| Task directions |
Every line that includes the word "Trek" is to be listed.

| Exercise input |
=-=-=

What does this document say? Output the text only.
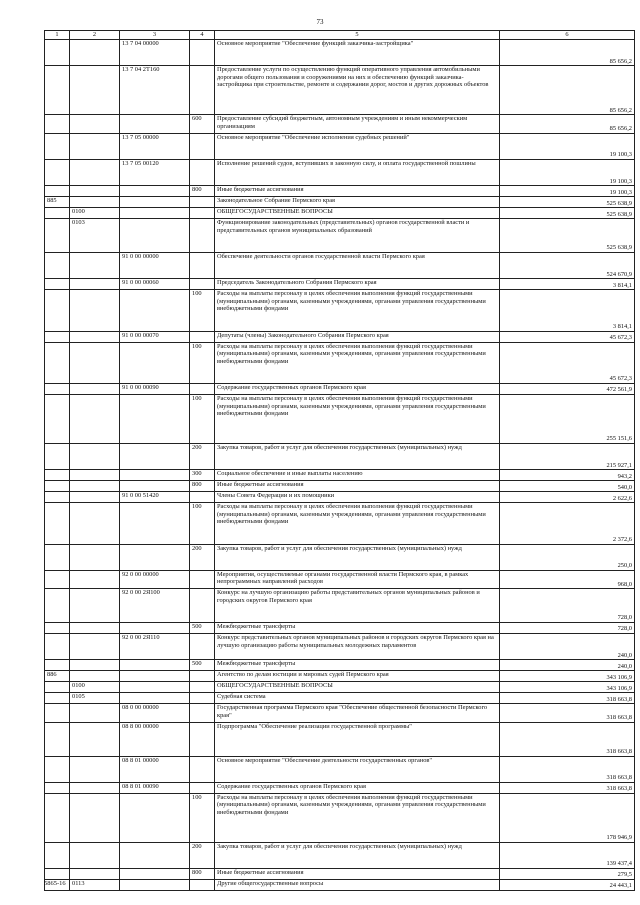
73
1	2	3	4	5	6
		13 7 04 00000		Основное мероприятие "Обеспечение функций заказчика-застройщика"	85 656,2
		13 7 04 2Т160		Предоставление услуги по осуществлению функций оперативного управления автомобильными дорогами общего пользования и сооружениями на них и обеспечению функций заказчика-застройщика при строительстве, ремонте и содержании дорог, мостов и других дорожных объектов	85 656,2
			600	Предоставление субсидий бюджетным, автономным учреждениям и иным некоммерческим организациям	85 656,2
		13 7 05 00000		Основное мероприятие "Обеспечение исполнения судебных решений"	19 100,3
		13 7 05 00120		Исполнение решений судов, вступивших в законную силу, и оплата государственной пошлины	19 100,3
			800	Иные бюджетные ассигнования	19 100,3
885				Законодательное Собрание Пермского края	525 638,9
	0100			ОБЩЕГОСУДАРСТВЕННЫЕ ВОПРОСЫ	525 638,9
	0103			Функционирование законодательных (представительных) органов государственной власти и представительных органов муниципальных образований	525 638,9
		91 0 00 00000		Обеспечение деятельности органов государственной власти Пермского края	524 670,9
		91 0 00 00060		Председатель Законодательного Собрания Пермского края	3 814,1
			100	Расходы на выплаты персоналу в целях обеспечения выполнения функций государственными (муниципальными) органами, казенными учреждениями, органами управления государственными внебюджетными фондами	3 814,1
		91 0 00 00070		Депутаты (члены) Законодательного Собрания Пермского края	45 672,3
			100	Расходы на выплаты персоналу в целях обеспечения выполнения функций государственными (муниципальными) органами, казенными учреждениями, органами управления государственными внебюджетными фондами	45 672,3
		91 0 00 00090		Содержание государственных органов Пермского края	472 561,9
			100	Расходы на выплаты персоналу в целях обеспечения выполнения функций государственными (муниципальными) органами, казенными учреждениями, органами управления государственными внебюджетными фондами	255 151,6
			200	Закупка товаров, работ и услуг для обеспечения государственных (муниципальных) нужд	215 927,1
			300	Социальное обеспечение и иные выплаты населению	943,2
			800	Иные бюджетные ассигнования	540,0
		91 0 00 51420		Члены Совета Федерации и их помощники	2 622,6
			100	Расходы на выплаты персоналу в целях обеспечения выполнения функций государственными (муниципальными) органами, казенными учреждениями, органами управления государственными внебюджетными фондами	2 372,6
			200	Закупка товаров, работ и услуг для обеспечения государственных (муниципальных) нужд	250,0
		92 0 00 00000		Мероприятия, осуществляемые органами государственной власти Пермского края, в рамках непрограммных направлений расходов	968,0
		92 0 00 2Я100		Конкурс на лучшую организацию работы представительных органов муниципальных районов и городских округов Пермского края	728,0
			500	Межбюджетные трансферты	728,0
		92 0 00 2Я110		Конкурс представительных органов муниципальных районов и городских округов Пермского края на лучшую организацию работы муниципальных молодежных парламентов	240,0
			500	Межбюджетные трансферты	240,0
886				Агентство по делам юстиции и мировых судей Пермского края	343 106,9
	0100			ОБЩЕГОСУДАРСТВЕННЫЕ ВОПРОСЫ	343 106,9
	0105			Судебная система	318 663,8
		08 0 00 00000		Государственная программа Пермского края "Обеспечение общественной безопасности Пермского края"	318 663,8
		08 8 00 00000		Подпрограмма "Обеспечение реализации государственной программы"	318 663,8
		08 8 01 00000		Основное мероприятие "Обеспечение деятельности государственных органов"	318 663,8
		08 8 01 00090		Содержание государственных органов Пермского края	318 663,8
			100	Расходы на выплаты персоналу в целях обеспечения выполнения функций государственными (муниципальными) органами, казенными учреждениями, органами управления государственными внебюджетными фондами	178 946,9
			200	Закупка товаров, работ и услуг для обеспечения государственных (муниципальных) нужд	139 437,4
			800	Иные бюджетные ассигнования	279,5
	0113			Другие общегосударственные вопросы	24 443,1
5865-16
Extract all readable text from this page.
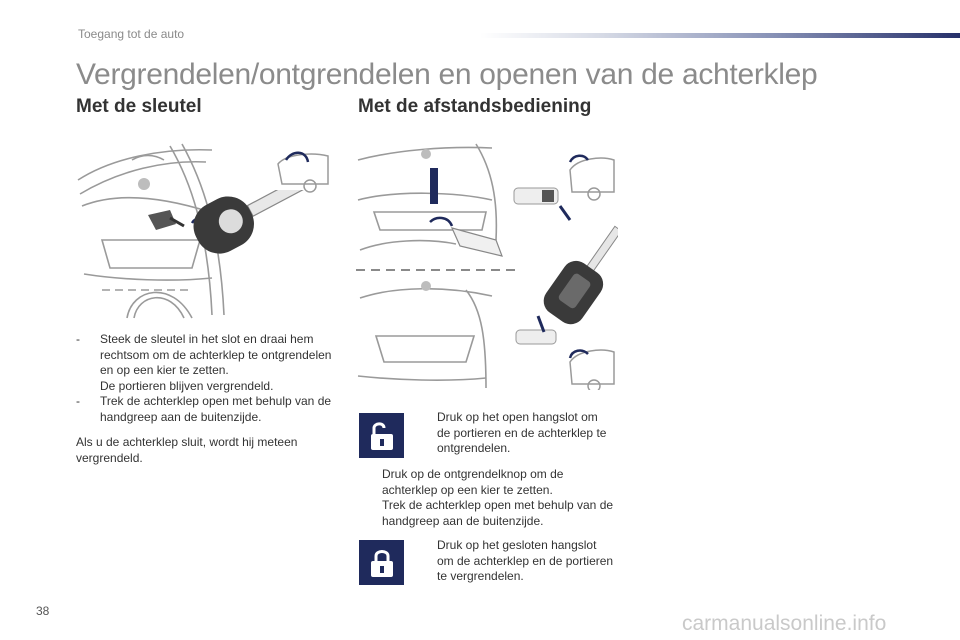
Toegang tot de auto
Vergrendelen/ontgrendelen en openen van de achterklep
Met de sleutel	Met de afstandsbediening
- Steek de sleutel in het slot en draai hem
rechtsom om de achterklep te ontgrendelen
en op een kier te zetten.
De portieren blijven vergrendeld.
- Trek de achterklep open met behulp van de
handgreep aan de buitenzijde.
Als u de achterklep sluit, wordt hij meteen
vergrendeld.
Druk op het open hangslot om
de portieren en de achterklep te
ontgrendelen.
Druk op de ontgrendelknop om de
achterklep op een kier te zetten.
Trek de achterklep open met behulp van de
handgreep aan de buitenzijde.
Druk op het gesloten hangslot
om de achterklep en de portieren
te vergrendelen.
38
carmanualsonline.info
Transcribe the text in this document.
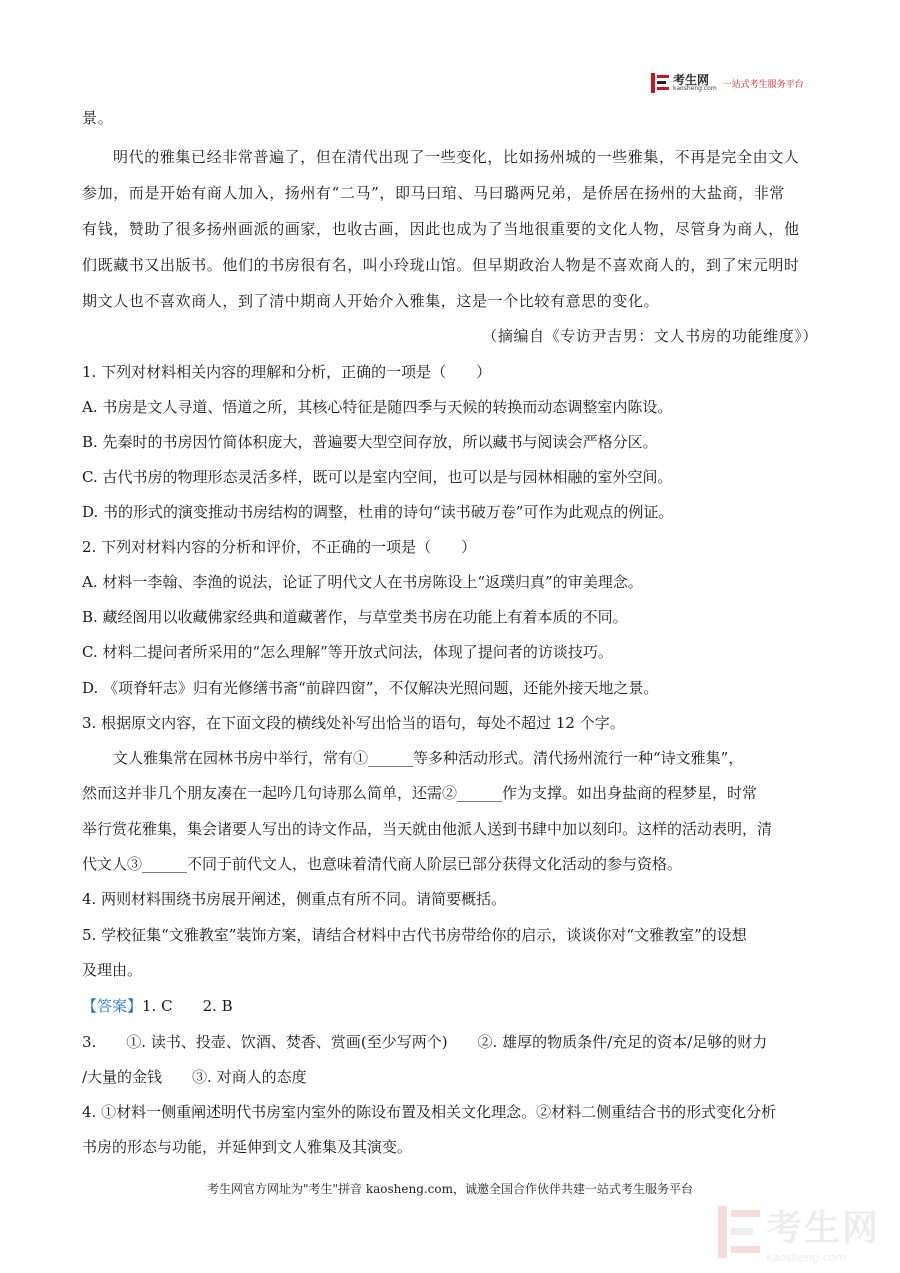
考生网
kaosheng.com 一站式考生服务平台
景。
明代的雅集已经非常普遍了，但在清代出现了一些变化，比如扬州城的一些雅集，不再是完全由文人
参加，而是开始有商人加入，扬州有“二马”，即马曰琯、马曰璐两兄弟，是侨居在扬州的大盐商，非常
有钱，赞助了很多扬州画派的画家，也收古画，因此也成为了当地很重要的文化人物，尽管身为商人，他
们既藏书又出版书。他们的书房很有名，叫小玲珑山馆。但早期政治人物是不喜欢商人的，到了宋元明时
期文人也不喜欢商人，到了清中期商人开始介入雅集，这是一个比较有意思的变化。
（摘编自《专访尹吉男：文人书房的功能维度》）
1. 下列对材料相关内容的理解和分析，正确的一项是（　　）
A. 书房是文人寻道、悟道之所，其核心特征是随四季与天候的转换而动态调整室内陈设。
B. 先秦时的书房因竹简体积庞大，普遍要大型空间存放，所以藏书与阅读会严格分区。
C. 古代书房的物理形态灵活多样，既可以是室内空间，也可以是与园林相融的室外空间。
D. 书的形式的演变推动书房结构的调整，杜甫的诗句“读书破万卷”可作为此观点的例证。
2. 下列对材料内容的分析和评价，不正确的一项是（　　）
A. 材料一李翰、李渔的说法，论证了明代文人在书房陈设上“返璞归真”的审美理念。
B. 藏经阁用以收藏佛家经典和道藏著作，与草堂类书房在功能上有着本质的不同。
C. 材料二提问者所采用的“怎么理解”等开放式问法，体现了提问者的访谈技巧。
D. 《项脊轩志》归有光修缮书斋“前辟四窗”，不仅解决光照问题，还能外接天地之景。
3. 根据原文内容，在下面文段的横线处补写出恰当的语句，每处不超过 12 个字。
文人雅集常在园林书房中举行，常有①______等多种活动形式。清代扬州流行一种“诗文雅集”，
然而这并非几个朋友凑在一起吟几句诗那么简单，还需②______作为支撑。如出身盐商的程梦星，时常
举行赏花雅集，集会诸要人写出的诗文作品，当天就由他派人送到书肆中加以刻印。这样的活动表明，清
代文人③______不同于前代文人，也意味着清代商人阶层已部分获得文化活动的参与资格。
4. 两则材料围绕书房展开阐述，侧重点有所不同。请简要概括。
5. 学校征集“文雅教室”装饰方案，请结合材料中古代书房带给你的启示，谈谈你对“文雅教室”的设想
及理由。
【答案】1. C　　2. B
3.　　①. 读书、投壶、饮酒、焚香、赏画(至少写两个)　　②. 雄厚的物质条件/充足的资本/足够的财力
/大量的金钱　　③. 对商人的态度
4. ①材料一侧重阐述明代书房室内室外的陈设布置及相关文化理念。②材料二侧重结合书的形式变化分析
书房的形态与功能，并延伸到文人雅集及其演变。
考生网官方网址为"考生"拼音 kaosheng.com，诚邀全国合作伙伴共建一站式考生服务平台
考生网
kaosheng.com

=-=-=

| Solution below |
- Trek de achterklep open met behulp van de
Trek de achterklep open met behulp van de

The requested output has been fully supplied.